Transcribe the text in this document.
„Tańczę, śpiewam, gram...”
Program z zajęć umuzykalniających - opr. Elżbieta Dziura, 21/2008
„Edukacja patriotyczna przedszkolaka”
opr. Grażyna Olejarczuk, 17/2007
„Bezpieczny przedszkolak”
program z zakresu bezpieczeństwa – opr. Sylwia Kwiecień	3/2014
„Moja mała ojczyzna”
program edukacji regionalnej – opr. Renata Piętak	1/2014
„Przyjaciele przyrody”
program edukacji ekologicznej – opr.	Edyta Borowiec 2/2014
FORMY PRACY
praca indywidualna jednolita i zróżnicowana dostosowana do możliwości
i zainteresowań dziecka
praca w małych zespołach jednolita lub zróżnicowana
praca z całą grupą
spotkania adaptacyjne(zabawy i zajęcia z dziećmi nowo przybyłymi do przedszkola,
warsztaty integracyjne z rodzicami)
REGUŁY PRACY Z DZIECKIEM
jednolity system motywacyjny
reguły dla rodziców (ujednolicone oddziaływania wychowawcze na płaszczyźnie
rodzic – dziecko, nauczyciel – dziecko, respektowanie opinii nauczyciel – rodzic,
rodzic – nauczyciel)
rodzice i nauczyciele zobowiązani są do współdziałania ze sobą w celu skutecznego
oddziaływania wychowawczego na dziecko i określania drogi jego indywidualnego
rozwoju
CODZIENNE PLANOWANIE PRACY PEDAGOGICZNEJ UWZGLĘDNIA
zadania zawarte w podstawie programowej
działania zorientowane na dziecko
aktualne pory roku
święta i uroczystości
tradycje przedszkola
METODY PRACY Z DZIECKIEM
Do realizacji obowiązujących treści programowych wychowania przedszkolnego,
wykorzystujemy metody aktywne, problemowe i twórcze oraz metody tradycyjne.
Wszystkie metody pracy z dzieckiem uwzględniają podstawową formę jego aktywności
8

__________________________________________________

* Aim
Find the string "jednolita" in the records, then copy each line where it occurs.

* Response below
praca indywidualna jednolita i zróżnicowana dostosowana do możliwości
praca w małych zespołach jednolita lub zróżnicowana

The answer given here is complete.